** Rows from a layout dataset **
## Start

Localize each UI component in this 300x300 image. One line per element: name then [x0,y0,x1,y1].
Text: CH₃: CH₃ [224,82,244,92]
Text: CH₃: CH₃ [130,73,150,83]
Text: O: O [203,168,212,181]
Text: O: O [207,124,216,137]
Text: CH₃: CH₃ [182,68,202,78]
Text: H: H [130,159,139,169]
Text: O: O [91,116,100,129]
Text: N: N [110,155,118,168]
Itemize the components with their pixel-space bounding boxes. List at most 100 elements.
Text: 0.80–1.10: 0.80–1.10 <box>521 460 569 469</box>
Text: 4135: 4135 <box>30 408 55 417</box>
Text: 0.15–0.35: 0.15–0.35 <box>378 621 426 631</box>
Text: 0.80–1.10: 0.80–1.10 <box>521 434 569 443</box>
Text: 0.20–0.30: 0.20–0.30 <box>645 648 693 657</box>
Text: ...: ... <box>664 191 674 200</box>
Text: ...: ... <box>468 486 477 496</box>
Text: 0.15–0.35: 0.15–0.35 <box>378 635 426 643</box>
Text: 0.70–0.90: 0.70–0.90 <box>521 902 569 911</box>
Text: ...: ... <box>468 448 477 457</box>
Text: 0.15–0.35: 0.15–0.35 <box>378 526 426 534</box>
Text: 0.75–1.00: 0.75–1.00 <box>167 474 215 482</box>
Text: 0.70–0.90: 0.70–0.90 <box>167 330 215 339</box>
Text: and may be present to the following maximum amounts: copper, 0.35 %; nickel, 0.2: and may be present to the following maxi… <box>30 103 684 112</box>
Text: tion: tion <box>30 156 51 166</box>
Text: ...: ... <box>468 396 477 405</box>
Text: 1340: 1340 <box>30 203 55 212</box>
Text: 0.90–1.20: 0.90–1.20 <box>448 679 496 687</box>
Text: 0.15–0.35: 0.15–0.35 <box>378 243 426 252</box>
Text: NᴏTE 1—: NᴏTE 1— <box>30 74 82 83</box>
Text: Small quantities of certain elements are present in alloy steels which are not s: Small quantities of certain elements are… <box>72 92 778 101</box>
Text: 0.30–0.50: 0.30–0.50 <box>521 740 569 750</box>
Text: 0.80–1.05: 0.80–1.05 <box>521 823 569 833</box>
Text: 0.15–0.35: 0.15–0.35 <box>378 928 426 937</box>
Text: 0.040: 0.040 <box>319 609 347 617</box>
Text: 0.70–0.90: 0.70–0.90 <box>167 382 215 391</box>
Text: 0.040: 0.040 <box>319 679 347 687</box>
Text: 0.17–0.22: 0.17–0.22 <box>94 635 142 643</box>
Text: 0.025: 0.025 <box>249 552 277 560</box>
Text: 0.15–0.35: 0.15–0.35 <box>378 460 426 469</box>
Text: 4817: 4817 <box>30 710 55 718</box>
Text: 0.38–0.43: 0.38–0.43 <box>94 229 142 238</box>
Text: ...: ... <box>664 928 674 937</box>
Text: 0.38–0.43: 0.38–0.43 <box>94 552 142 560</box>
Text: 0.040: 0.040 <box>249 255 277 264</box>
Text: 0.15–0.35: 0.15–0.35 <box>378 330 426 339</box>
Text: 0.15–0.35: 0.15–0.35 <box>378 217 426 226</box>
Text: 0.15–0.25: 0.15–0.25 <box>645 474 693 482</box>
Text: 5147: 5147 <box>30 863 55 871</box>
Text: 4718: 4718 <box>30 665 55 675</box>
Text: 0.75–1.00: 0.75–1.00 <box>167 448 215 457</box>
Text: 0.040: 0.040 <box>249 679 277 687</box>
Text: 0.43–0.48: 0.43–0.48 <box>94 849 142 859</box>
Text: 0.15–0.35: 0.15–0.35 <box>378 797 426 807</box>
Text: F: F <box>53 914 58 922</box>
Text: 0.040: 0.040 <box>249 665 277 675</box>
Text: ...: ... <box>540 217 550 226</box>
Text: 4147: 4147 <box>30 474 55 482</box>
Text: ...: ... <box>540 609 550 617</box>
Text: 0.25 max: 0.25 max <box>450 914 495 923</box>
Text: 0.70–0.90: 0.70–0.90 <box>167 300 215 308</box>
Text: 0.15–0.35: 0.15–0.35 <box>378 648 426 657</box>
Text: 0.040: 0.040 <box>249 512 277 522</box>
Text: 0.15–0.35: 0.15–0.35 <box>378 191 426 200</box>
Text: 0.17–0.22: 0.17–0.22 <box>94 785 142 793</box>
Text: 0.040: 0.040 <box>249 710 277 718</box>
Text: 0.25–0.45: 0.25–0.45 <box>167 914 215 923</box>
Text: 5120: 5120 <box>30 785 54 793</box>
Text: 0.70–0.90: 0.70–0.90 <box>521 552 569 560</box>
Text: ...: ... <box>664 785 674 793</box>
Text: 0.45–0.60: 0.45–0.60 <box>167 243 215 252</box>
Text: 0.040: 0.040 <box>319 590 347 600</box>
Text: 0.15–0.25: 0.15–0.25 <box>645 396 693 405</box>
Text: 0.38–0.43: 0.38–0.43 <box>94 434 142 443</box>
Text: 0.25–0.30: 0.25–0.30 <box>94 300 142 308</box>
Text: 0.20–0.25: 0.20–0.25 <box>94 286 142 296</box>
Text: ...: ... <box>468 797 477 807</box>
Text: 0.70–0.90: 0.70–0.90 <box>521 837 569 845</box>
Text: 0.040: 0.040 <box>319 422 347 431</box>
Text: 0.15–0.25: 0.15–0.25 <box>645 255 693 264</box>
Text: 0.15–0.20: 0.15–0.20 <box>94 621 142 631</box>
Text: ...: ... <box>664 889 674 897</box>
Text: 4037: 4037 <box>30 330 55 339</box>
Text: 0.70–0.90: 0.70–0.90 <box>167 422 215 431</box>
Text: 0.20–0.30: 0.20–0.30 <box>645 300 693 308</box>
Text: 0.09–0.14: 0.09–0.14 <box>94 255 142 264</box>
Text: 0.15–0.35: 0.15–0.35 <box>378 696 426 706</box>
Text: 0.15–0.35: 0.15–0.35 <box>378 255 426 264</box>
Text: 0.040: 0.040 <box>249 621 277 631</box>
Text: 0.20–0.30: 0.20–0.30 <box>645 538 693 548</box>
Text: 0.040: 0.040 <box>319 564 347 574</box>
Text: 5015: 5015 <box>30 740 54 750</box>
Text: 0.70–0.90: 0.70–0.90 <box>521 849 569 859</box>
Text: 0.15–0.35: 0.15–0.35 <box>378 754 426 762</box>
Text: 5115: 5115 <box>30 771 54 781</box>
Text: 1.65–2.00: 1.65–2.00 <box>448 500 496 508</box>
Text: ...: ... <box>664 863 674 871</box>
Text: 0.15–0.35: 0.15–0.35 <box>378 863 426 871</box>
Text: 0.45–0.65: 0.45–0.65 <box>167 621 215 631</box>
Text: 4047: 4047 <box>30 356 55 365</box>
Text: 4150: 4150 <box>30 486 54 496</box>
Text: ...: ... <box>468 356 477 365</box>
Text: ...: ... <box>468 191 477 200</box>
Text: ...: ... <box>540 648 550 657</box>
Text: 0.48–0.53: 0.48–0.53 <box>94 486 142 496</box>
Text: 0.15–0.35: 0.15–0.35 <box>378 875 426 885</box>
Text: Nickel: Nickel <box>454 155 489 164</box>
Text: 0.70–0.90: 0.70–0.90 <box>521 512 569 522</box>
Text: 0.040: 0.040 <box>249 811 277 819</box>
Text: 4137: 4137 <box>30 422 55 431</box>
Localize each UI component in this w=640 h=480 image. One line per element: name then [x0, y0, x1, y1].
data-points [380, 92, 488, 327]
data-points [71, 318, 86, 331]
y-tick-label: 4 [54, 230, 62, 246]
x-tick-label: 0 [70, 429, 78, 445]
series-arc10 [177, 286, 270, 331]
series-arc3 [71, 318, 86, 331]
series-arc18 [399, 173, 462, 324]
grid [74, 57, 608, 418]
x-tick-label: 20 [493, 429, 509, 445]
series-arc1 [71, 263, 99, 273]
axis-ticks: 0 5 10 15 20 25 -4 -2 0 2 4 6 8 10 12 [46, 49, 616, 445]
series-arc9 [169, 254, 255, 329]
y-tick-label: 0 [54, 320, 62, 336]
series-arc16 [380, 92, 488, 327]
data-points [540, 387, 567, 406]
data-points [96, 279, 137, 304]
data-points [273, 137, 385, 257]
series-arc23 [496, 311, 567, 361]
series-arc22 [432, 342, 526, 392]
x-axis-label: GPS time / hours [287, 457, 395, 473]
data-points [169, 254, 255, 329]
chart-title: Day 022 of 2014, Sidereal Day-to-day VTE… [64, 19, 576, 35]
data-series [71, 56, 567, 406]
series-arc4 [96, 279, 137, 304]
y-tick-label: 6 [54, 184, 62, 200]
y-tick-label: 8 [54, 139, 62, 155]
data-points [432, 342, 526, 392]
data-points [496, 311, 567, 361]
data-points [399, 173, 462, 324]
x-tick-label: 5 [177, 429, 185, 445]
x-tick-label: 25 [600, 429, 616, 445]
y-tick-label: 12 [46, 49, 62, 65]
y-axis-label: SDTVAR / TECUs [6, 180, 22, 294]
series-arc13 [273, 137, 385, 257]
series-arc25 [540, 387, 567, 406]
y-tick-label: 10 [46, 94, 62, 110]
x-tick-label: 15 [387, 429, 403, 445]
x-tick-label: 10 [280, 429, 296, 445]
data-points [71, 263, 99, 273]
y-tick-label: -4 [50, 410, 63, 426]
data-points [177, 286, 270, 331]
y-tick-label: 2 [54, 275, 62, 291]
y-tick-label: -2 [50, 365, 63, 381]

## End

** GOAL **
Count the lines in the items above that contain the string "then", treating uppercase and lowercase as different, and reply with the number alone.

** WRITTEN ANSWER **
2